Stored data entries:
**********
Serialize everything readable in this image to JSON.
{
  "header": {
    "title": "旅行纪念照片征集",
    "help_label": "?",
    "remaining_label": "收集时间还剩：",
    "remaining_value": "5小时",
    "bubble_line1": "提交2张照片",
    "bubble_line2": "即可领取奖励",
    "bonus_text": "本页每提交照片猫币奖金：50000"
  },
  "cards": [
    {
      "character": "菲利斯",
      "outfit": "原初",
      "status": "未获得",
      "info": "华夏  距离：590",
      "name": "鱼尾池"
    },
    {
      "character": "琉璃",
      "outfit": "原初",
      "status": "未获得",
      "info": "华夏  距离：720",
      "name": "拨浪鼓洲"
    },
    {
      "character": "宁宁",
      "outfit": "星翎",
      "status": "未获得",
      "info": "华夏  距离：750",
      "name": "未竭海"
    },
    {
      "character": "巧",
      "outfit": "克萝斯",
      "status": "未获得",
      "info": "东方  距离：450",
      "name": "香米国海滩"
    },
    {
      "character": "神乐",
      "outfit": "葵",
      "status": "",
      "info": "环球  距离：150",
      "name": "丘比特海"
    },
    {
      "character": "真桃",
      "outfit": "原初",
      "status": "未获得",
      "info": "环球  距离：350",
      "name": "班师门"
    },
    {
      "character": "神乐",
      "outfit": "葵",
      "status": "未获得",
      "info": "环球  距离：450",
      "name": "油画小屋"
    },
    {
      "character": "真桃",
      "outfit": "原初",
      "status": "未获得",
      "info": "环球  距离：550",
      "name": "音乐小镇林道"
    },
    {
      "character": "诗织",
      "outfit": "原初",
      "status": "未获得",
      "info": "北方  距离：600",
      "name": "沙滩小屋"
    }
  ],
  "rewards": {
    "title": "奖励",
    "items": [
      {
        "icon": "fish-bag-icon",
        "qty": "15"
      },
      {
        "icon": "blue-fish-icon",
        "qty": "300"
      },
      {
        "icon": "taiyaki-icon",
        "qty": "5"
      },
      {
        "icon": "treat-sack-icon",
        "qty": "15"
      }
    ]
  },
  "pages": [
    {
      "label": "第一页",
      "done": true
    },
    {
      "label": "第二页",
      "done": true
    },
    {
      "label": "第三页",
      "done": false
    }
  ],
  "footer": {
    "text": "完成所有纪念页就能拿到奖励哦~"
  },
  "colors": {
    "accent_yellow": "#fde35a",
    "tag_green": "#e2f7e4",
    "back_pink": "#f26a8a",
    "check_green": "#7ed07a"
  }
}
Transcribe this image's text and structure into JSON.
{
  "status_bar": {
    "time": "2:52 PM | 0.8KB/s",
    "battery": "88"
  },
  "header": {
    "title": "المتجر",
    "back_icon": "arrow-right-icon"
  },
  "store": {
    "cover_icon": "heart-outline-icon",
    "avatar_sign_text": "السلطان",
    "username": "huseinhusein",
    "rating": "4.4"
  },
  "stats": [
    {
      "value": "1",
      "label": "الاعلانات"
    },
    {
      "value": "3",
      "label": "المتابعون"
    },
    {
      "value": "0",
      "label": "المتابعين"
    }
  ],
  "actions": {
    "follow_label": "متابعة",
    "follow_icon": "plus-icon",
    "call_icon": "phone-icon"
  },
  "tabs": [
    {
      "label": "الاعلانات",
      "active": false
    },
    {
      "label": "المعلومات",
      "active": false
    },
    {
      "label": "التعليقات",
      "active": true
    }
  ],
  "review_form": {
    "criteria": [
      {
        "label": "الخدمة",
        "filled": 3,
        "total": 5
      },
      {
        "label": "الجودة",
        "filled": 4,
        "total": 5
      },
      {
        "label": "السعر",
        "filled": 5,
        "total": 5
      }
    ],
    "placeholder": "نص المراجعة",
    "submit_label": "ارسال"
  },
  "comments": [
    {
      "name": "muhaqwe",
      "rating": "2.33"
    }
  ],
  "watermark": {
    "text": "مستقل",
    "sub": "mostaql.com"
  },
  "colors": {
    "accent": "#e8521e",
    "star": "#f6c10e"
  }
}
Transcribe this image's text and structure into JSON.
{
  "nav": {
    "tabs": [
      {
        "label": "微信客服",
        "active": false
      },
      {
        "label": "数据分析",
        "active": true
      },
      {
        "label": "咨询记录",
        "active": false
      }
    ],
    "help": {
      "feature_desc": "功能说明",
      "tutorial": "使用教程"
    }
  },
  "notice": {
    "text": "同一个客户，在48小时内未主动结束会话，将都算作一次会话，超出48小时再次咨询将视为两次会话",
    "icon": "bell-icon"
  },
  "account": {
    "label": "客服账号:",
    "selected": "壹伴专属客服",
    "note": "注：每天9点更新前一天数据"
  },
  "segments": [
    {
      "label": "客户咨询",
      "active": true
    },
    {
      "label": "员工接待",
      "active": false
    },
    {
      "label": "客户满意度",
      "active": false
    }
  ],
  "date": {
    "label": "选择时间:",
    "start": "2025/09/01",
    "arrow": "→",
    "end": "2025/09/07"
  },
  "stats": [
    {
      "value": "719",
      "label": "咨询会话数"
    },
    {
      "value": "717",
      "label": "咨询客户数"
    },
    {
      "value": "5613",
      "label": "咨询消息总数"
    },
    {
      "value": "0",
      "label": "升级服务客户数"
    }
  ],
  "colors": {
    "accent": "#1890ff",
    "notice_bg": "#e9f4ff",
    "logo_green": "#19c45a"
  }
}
**********
- [Stated task] Every record shown above should be written out again exactly.

- [The solution]
Serialize everything readable in this image to JSON.
{
  "header": {
    "title": "旅行纪念照片征集",
    "help_label": "?",
    "remaining_label": "收集时间还剩：",
    "remaining_value": "5小时",
    "bubble_line1": "提交2张照片",
    "bubble_line2": "即可领取奖励",
    "bonus_text": "本页每提交照片猫币奖金：50000"
  },
  "cards": [
    {
      "character": "菲利斯",
      "outfit": "原初",
      "status": "未获得",
      "info": "华夏  距离：590",
      "name": "鱼尾池"
    },
    {
      "character": "琉璃",
      "outfit": "原初",
      "status": "未获得",
      "info": "华夏  距离：720",
      "name": "拨浪鼓洲"
    },
    {
      "character": "宁宁",
      "outfit": "星翎",
      "status": "未获得",
      "info": "华夏  距离：750",
      "name": "未竭海"
    },
    {
      "character": "巧",
      "outfit": "克萝斯",
      "status": "未获得",
      "info": "东方  距离：450",
      "name": "香米国海滩"
    },
    {
      "character": "神乐",
      "outfit": "葵",
      "status": "",
      "info": "环球  距离：150",
      "name": "丘比特海"
    },
    {
      "character": "真桃",
      "outfit": "原初",
      "status": "未获得",
      "info": "环球  距离：350",
      "name": "班师门"
    },
    {
      "character": "神乐",
      "outfit": "葵",
      "status": "未获得",
      "info": "环球  距离：450",
      "name": "油画小屋"
    },
    {
      "character": "真桃",
      "outfit": "原初",
      "status": "未获得",
      "info": "环球  距离：550",
      "name": "音乐小镇林道"
    },
    {
      "character": "诗织",
      "outfit": "原初",
      "status": "未获得",
      "info": "北方  距离：600",
      "name": "沙滩小屋"
    }
  ],
  "rewards": {
    "title": "奖励",
    "items": [
      {
        "icon": "fish-bag-icon",
        "qty": "15"
      },
      {
        "icon": "blue-fish-icon",
        "qty": "300"
      },
      {
        "icon": "taiyaki-icon",
        "qty": "5"
      },
      {
        "icon": "treat-sack-icon",
        "qty": "15"
      }
    ]
  },
  "pages": [
    {
      "label": "第一页",
      "done": true
    },
    {
      "label": "第二页",
      "done": true
    },
    {
      "label": "第三页",
      "done": false
    }
  ],
  "footer": {
    "text": "完成所有纪念页就能拿到奖励哦~"
  },
  "colors": {
    "accent_yellow": "#fde35a",
    "tag_green": "#e2f7e4",
    "back_pink": "#f26a8a",
    "check_green": "#7ed07a"
  }
}
Transcribe this image's text and structure into JSON.
{
  "status_bar": {
    "time": "2:52 PM | 0.8KB/s",
    "battery": "88"
  },
  "header": {
    "title": "المتجر",
    "back_icon": "arrow-right-icon"
  },
  "store": {
    "cover_icon": "heart-outline-icon",
    "avatar_sign_text": "السلطان",
    "username": "huseinhusein",
    "rating": "4.4"
  },
  "stats": [
    {
      "value": "1",
      "label": "الاعلانات"
    },
    {
      "value": "3",
      "label": "المتابعون"
    },
    {
      "value": "0",
      "label": "المتابعين"
    }
  ],
  "actions": {
    "follow_label": "متابعة",
    "follow_icon": "plus-icon",
    "call_icon": "phone-icon"
  },
  "tabs": [
    {
      "label": "الاعلانات",
      "active": false
    },
    {
      "label": "المعلومات",
      "active": false
    },
    {
      "label": "التعليقات",
      "active": true
    }
  ],
  "review_form": {
    "criteria": [
      {
        "label": "الخدمة",
        "filled": 3,
        "total": 5
      },
      {
        "label": "الجودة",
        "filled": 4,
        "total": 5
      },
      {
        "label": "السعر",
        "filled": 5,
        "total": 5
      }
    ],
    "placeholder": "نص المراجعة",
    "submit_label": "ارسال"
  },
  "comments": [
    {
      "name": "muhaqwe",
      "rating": "2.33"
    }
  ],
  "watermark": {
    "text": "مستقل",
    "sub": "mostaql.com"
  },
  "colors": {
    "accent": "#e8521e",
    "star": "#f6c10e"
  }
}
Transcribe this image's text and structure into JSON.
{
  "nav": {
    "tabs": [
      {
        "label": "微信客服",
        "active": false
      },
      {
        "label": "数据分析",
        "active": true
      },
      {
        "label": "咨询记录",
        "active": false
      }
    ],
    "help": {
      "feature_desc": "功能说明",
      "tutorial": "使用教程"
    }
  },
  "notice": {
    "text": "同一个客户，在48小时内未主动结束会话，将都算作一次会话，超出48小时再次咨询将视为两次会话",
    "icon": "bell-icon"
  },
  "account": {
    "label": "客服账号:",
    "selected": "壹伴专属客服",
    "note": "注：每天9点更新前一天数据"
  },
  "segments": [
    {
      "label": "客户咨询",
      "active": true
    },
    {
      "label": "员工接待",
      "active": false
    },
    {
      "label": "客户满意度",
      "active": false
    }
  ],
  "date": {
    "label": "选择时间:",
    "start": "2025/09/01",
    "arrow": "→",
    "end": "2025/09/07"
  },
  "stats": [
    {
      "value": "719",
      "label": "咨询会话数"
    },
    {
      "value": "717",
      "label": "咨询客户数"
    },
    {
      "value": "5613",
      "label": "咨询消息总数"
    },
    {
      "value": "0",
      "label": "升级服务客户数"
    }
  ],
  "colors": {
    "accent": "#1890ff",
    "notice_bg": "#e9f4ff",
    "logo_green": "#19c45a"
  }
}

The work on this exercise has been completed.